-- BEGIN --

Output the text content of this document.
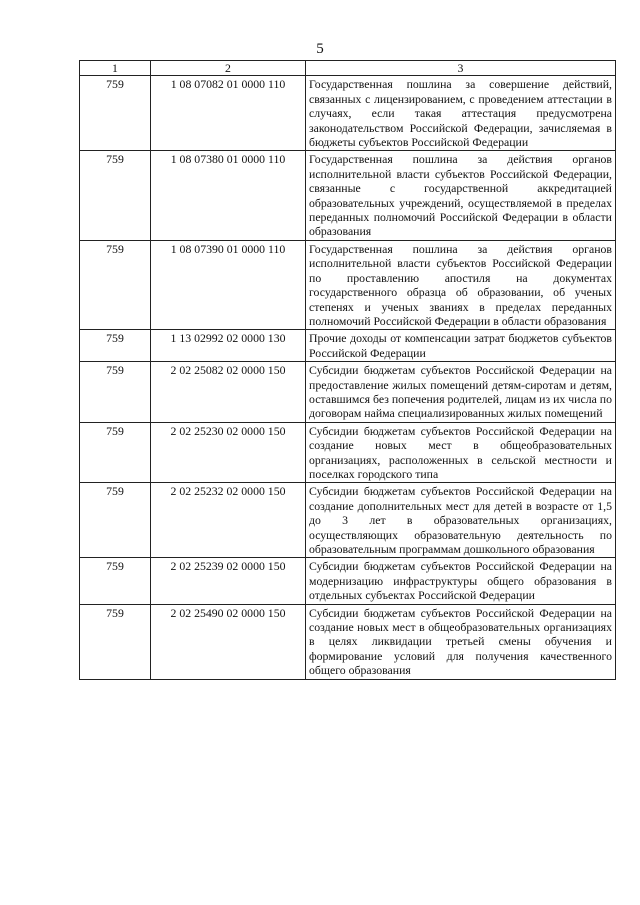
5
1	2	3
759	1 08 07082 01 0000 110	Государственная пошлина за совершение действий, связанных с лицензированием, с проведением аттестации в случаях, если такая аттестация предусмотрена законодательством Российской Федерации, зачисляемая в бюджеты субъектов Российской Федерации
759	1 08 07380 01 0000 110	Государственная пошлина за действия органов исполнительной власти субъектов Российской Федерации, связанные с государственной аккредитацией образовательных учреждений, осуществляемой в пределах переданных полномочий Российской Федерации в области образования
759	1 08 07390 01 0000 110	Государственная пошлина за действия органов исполнительной власти субъектов Российской Федерации по проставлению апостиля на документах государственного образца об образовании, об ученых степенях и ученых званиях в пределах переданных полномочий Российской Федерации в области образования
759	1 13 02992 02 0000 130	Прочие доходы от компенсации затрат бюджетов субъектов Российской Федерации
759	2 02 25082 02 0000 150	Субсидии бюджетам субъектов Российской Федерации на предоставление жилых помещений детям-сиротам и детям, оставшимся без попечения родителей, лицам из их числа по договорам найма специализированных жилых помещений
759	2 02 25230 02 0000 150	Субсидии бюджетам субъектов Российской Федерации на создание новых мест в общеобразовательных организациях, расположенных в сельской местности и поселках городского типа
759	2 02 25232 02 0000 150	Субсидии бюджетам субъектов Российской Федерации на создание дополнительных мест для детей в возрасте от 1,5 до 3 лет в образовательных организациях, осуществляющих образовательную деятельность по образовательным программам дошкольного образования
759	2 02 25239 02 0000 150	Субсидии бюджетам субъектов Российской Федерации на модернизацию инфраструктуры общего образования в отдельных субъектах Российской Федерации
759	2 02 25490 02 0000 150	Субсидии бюджетам субъектов Российской Федерации на создание новых мест в общеобразовательных организациях в целях ликвидации третьей смены обучения и формирование условий для получения качественного общего образования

-- END --

> _STATED GOAL_:
Your copy should match the entries exactly, minus the pictures.

> _REPLY TO THE TASK_:
Output the text content of this document.
5
1	2	3
759	1 08 07082 01 0000 110	Государственная пошлина за совершение действий, связанных с лицензированием, с проведением аттестации в случаях, если такая аттестация предусмотрена законодательством Российской Федерации, зачисляемая в бюджеты субъектов Российской Федерации
759	1 08 07380 01 0000 110	Государственная пошлина за действия органов исполнительной власти субъектов Российской Федерации, связанные с государственной аккредитацией образовательных учреждений, осуществляемой в пределах переданных полномочий Российской Федерации в области образования
759	1 08 07390 01 0000 110	Государственная пошлина за действия органов исполнительной власти субъектов Российской Федерации по проставлению апостиля на документах государственного образца об образовании, об ученых степенях и ученых званиях в пределах переданных полномочий Российской Федерации в области образования
759	1 13 02992 02 0000 130	Прочие доходы от компенсации затрат бюджетов субъектов Российской Федерации
759	2 02 25082 02 0000 150	Субсидии бюджетам субъектов Российской Федерации на предоставление жилых помещений детям-сиротам и детям, оставшимся без попечения родителей, лицам из их числа по договорам найма специализированных жилых помещений
759	2 02 25230 02 0000 150	Субсидии бюджетам субъектов Российской Федерации на создание новых мест в общеобразовательных организациях, расположенных в сельской местности и поселках городского типа
759	2 02 25232 02 0000 150	Субсидии бюджетам субъектов Российской Федерации на создание дополнительных мест для детей в возрасте от 1,5 до 3 лет в образовательных организациях, осуществляющих образовательную деятельность по образовательным программам дошкольного образования
759	2 02 25239 02 0000 150	Субсидии бюджетам субъектов Российской Федерации на модернизацию инфраструктуры общего образования в отдельных субъектах Российской Федерации
759	2 02 25490 02 0000 150	Субсидии бюджетам субъектов Российской Федерации на создание новых мест в общеобразовательных организациях в целях ликвидации третьей смены обучения и формирование условий для получения качественного общего образования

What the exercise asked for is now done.